## BEGIN RECORDS PROVIDED

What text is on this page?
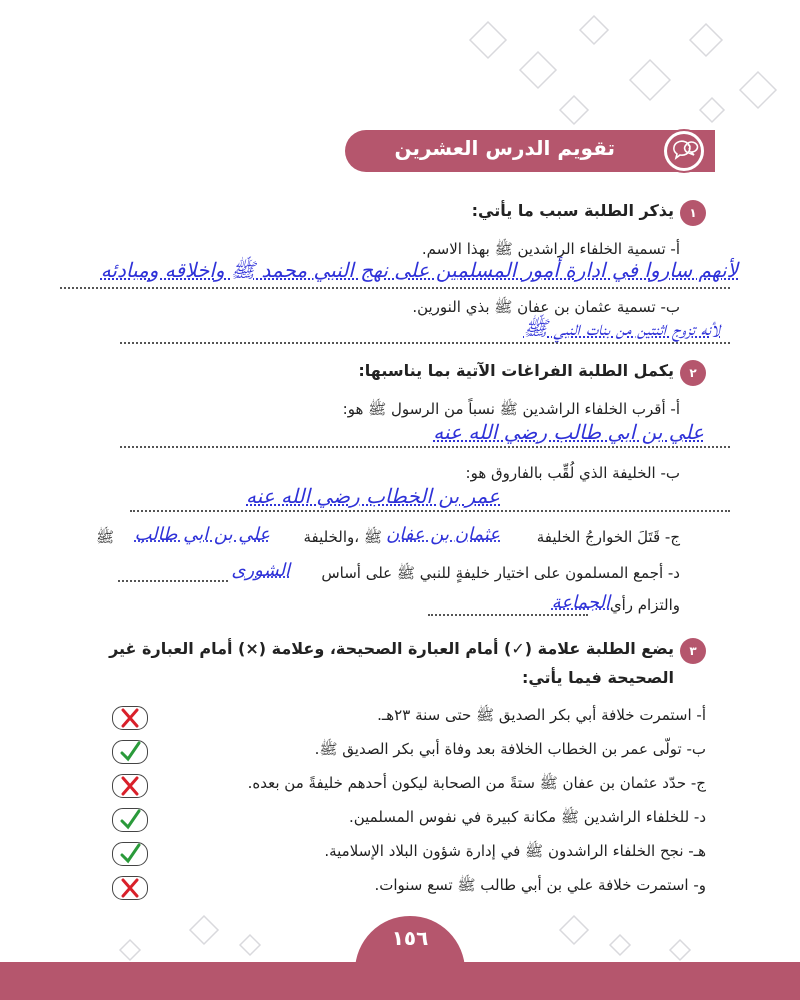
تقويم الدرس العشرين	?
١
يذكر الطلبة سبب ما يأتي:
أ- تسمية الخلفاء الراشدين ﷺ بهذا الاسم.
لأنهم ساروا في ادارة أمور المسلمين على نهج النبي محمد ﷺ واخلاقه ومبادئه
ب- تسمية عثمان بن عفان ﷺ بذي النورين.
لأنه تزوج اثنتين من بنات النبي ﷺ
٢
يكمل الطلبة الفراغات الآتية بما يناسبها:
أ- أقرب الخلفاء الراشدين ﷺ نسباً من الرسول ﷺ هو:
علي بن ابي طالب رضي الله عنه
ب- الخليفة الذي لُقِّب بالفاروق هو:
عمر بن الخطاب رضي الله عنه
ج- قَتَلَ الخوارجُ الخليفة
عثمان بن عفان
ﷺ ،والخليفة
علي بن ابي طالب
ﷺ
د- أجمع المسلمون على اختيار خليفةٍ للنبي ﷺ على أساس
الشورى
والتزام رأي
الجماعة
٣
يضع الطلبة علامة (✓) أمام العبارة الصحيحة، وعلامة (×) أمام العبارة غير
الصحيحة فيما يأتي:
أ- استمرت خلافة أبي بكر الصديق ﷺ حتى سنة ٢٣هـ.
ب- تولّى عمر بن الخطاب الخلافة بعد وفاة أبي بكر الصديق ﷺ.
ج- حدّد عثمان بن عفان ﷺ ستةً من الصحابة ليكون أحدهم خليفةً من بعده.
د- للخلفاء الراشدين ﷺ مكانة كبيرة في نفوس المسلمين.
هـ- نجح الخلفاء الراشدون ﷺ في إدارة شؤون البلاد الإسلامية.
و- استمرت خلافة علي بن أبي طالب ﷺ تسع سنوات.
١٥٦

## END RECORDS PROVIDED

Each record above must be returned exactly as written, with its pictures omitted.

_WRITTEN ANSWER_
What text is on this page?
تقويم الدرس العشرين	?
١
يذكر الطلبة سبب ما يأتي:
أ- تسمية الخلفاء الراشدين ﷺ بهذا الاسم.
لأنهم ساروا في ادارة أمور المسلمين على نهج النبي محمد ﷺ واخلاقه ومبادئه
ب- تسمية عثمان بن عفان ﷺ بذي النورين.
لأنه تزوج اثنتين من بنات النبي ﷺ
٢
يكمل الطلبة الفراغات الآتية بما يناسبها:
أ- أقرب الخلفاء الراشدين ﷺ نسباً من الرسول ﷺ هو:
علي بن ابي طالب رضي الله عنه
ب- الخليفة الذي لُقِّب بالفاروق هو:
عمر بن الخطاب رضي الله عنه
ج- قَتَلَ الخوارجُ الخليفة
عثمان بن عفان
ﷺ ،والخليفة
علي بن ابي طالب
ﷺ
د- أجمع المسلمون على اختيار خليفةٍ للنبي ﷺ على أساس
الشورى
والتزام رأي
الجماعة
٣
يضع الطلبة علامة (✓) أمام العبارة الصحيحة، وعلامة (×) أمام العبارة غير
الصحيحة فيما يأتي:
أ- استمرت خلافة أبي بكر الصديق ﷺ حتى سنة ٢٣هـ.
ب- تولّى عمر بن الخطاب الخلافة بعد وفاة أبي بكر الصديق ﷺ.
ج- حدّد عثمان بن عفان ﷺ ستةً من الصحابة ليكون أحدهم خليفةً من بعده.
د- للخلفاء الراشدين ﷺ مكانة كبيرة في نفوس المسلمين.
هـ- نجح الخلفاء الراشدون ﷺ في إدارة شؤون البلاد الإسلامية.
و- استمرت خلافة علي بن أبي طالب ﷺ تسع سنوات.
١٥٦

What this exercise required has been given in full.